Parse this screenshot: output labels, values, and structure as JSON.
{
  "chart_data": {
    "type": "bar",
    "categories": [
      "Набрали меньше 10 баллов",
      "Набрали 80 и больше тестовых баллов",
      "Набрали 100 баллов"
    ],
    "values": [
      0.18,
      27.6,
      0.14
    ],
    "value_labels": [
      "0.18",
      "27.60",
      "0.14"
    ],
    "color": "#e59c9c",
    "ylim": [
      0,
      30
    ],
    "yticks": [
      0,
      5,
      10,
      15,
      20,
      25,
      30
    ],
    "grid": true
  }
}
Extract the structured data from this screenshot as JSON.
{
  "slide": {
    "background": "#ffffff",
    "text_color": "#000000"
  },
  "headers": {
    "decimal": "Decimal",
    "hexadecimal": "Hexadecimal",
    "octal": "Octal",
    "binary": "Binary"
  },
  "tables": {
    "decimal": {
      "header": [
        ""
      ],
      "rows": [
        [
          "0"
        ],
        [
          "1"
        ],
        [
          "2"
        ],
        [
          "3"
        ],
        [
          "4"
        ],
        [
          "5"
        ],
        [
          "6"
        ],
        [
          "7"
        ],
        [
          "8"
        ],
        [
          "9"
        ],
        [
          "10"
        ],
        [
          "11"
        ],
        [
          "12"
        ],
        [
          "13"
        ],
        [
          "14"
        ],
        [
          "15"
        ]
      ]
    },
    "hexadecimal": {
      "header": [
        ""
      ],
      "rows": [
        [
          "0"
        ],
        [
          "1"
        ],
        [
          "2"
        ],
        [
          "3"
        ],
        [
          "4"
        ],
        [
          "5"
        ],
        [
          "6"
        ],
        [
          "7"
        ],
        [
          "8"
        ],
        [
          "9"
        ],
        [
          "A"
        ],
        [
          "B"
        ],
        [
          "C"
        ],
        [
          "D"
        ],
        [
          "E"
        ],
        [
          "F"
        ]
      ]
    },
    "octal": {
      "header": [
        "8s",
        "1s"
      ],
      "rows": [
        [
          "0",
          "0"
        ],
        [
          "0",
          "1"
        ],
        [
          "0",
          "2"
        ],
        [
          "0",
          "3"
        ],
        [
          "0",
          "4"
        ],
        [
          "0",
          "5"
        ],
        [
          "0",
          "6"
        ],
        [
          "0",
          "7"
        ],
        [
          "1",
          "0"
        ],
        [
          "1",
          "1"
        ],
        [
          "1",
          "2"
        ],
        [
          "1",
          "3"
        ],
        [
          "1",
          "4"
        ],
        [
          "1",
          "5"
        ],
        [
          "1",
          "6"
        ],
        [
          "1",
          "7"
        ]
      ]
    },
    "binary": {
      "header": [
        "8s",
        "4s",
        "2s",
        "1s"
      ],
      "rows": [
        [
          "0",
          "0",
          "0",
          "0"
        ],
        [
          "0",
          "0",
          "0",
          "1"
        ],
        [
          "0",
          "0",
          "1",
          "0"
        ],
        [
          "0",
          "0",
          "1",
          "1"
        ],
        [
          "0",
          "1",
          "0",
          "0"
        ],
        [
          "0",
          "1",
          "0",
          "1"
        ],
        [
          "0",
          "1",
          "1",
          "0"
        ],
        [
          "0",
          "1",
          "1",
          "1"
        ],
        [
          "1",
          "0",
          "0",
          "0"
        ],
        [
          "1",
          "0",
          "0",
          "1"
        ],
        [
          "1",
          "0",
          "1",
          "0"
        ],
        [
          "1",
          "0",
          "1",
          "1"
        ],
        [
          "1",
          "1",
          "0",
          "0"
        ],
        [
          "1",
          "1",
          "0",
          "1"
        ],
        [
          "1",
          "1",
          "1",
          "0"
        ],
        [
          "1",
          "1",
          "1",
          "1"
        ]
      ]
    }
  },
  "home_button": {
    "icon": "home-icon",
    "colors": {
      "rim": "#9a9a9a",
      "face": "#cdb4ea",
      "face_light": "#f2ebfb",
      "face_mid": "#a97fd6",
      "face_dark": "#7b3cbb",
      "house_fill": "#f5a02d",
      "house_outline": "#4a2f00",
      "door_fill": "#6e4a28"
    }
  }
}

***

- **The task**: Transcribe the material exactly as it reads.

- **Output of the exercise**:
Parse this screenshot: output labels, values, and structure as JSON.
{
  "chart_data": {
    "type": "bar",
    "categories": [
      "Набрали меньше 10 баллов",
      "Набрали 80 и больше тестовых баллов",
      "Набрали 100 баллов"
    ],
    "values": [
      0.18,
      27.6,
      0.14
    ],
    "value_labels": [
      "0.18",
      "27.60",
      "0.14"
    ],
    "color": "#e59c9c",
    "ylim": [
      0,
      30
    ],
    "yticks": [
      0,
      5,
      10,
      15,
      20,
      25,
      30
    ],
    "grid": true
  }
}
Extract the structured data from this screenshot as JSON.
{
  "slide": {
    "background": "#ffffff",
    "text_color": "#000000"
  },
  "headers": {
    "decimal": "Decimal",
    "hexadecimal": "Hexadecimal",
    "octal": "Octal",
    "binary": "Binary"
  },
  "tables": {
    "decimal": {
      "header": [
        ""
      ],
      "rows": [
        [
          "0"
        ],
        [
          "1"
        ],
        [
          "2"
        ],
        [
          "3"
        ],
        [
          "4"
        ],
        [
          "5"
        ],
        [
          "6"
        ],
        [
          "7"
        ],
        [
          "8"
        ],
        [
          "9"
        ],
        [
          "10"
        ],
        [
          "11"
        ],
        [
          "12"
        ],
        [
          "13"
        ],
        [
          "14"
        ],
        [
          "15"
        ]
      ]
    },
    "hexadecimal": {
      "header": [
        ""
      ],
      "rows": [
        [
          "0"
        ],
        [
          "1"
        ],
        [
          "2"
        ],
        [
          "3"
        ],
        [
          "4"
        ],
        [
          "5"
        ],
        [
          "6"
        ],
        [
          "7"
        ],
        [
          "8"
        ],
        [
          "9"
        ],
        [
          "A"
        ],
        [
          "B"
        ],
        [
          "C"
        ],
        [
          "D"
        ],
        [
          "E"
        ],
        [
          "F"
        ]
      ]
    },
    "octal": {
      "header": [
        "8s",
        "1s"
      ],
      "rows": [
        [
          "0",
          "0"
        ],
        [
          "0",
          "1"
        ],
        [
          "0",
          "2"
        ],
        [
          "0",
          "3"
        ],
        [
          "0",
          "4"
        ],
        [
          "0",
          "5"
        ],
        [
          "0",
          "6"
        ],
        [
          "0",
          "7"
        ],
        [
          "1",
          "0"
        ],
        [
          "1",
          "1"
        ],
        [
          "1",
          "2"
        ],
        [
          "1",
          "3"
        ],
        [
          "1",
          "4"
        ],
        [
          "1",
          "5"
        ],
        [
          "1",
          "6"
        ],
        [
          "1",
          "7"
        ]
      ]
    },
    "binary": {
      "header": [
        "8s",
        "4s",
        "2s",
        "1s"
      ],
      "rows": [
        [
          "0",
          "0",
          "0",
          "0"
        ],
        [
          "0",
          "0",
          "0",
          "1"
        ],
        [
          "0",
          "0",
          "1",
          "0"
        ],
        [
          "0",
          "0",
          "1",
          "1"
        ],
        [
          "0",
          "1",
          "0",
          "0"
        ],
        [
          "0",
          "1",
          "0",
          "1"
        ],
        [
          "0",
          "1",
          "1",
          "0"
        ],
        [
          "0",
          "1",
          "1",
          "1"
        ],
        [
          "1",
          "0",
          "0",
          "0"
        ],
        [
          "1",
          "0",
          "0",
          "1"
        ],
        [
          "1",
          "0",
          "1",
          "0"
        ],
        [
          "1",
          "0",
          "1",
          "1"
        ],
        [
          "1",
          "1",
          "0",
          "0"
        ],
        [
          "1",
          "1",
          "0",
          "1"
        ],
        [
          "1",
          "1",
          "1",
          "0"
        ],
        [
          "1",
          "1",
          "1",
          "1"
        ]
      ]
    }
  },
  "home_button": {
    "icon": "home-icon",
    "colors": {
      "rim": "#9a9a9a",
      "face": "#cdb4ea",
      "face_light": "#f2ebfb",
      "face_mid": "#a97fd6",
      "face_dark": "#7b3cbb",
      "house_fill": "#f5a02d",
      "house_outline": "#4a2f00",
      "door_fill": "#6e4a28"
    }
  }
}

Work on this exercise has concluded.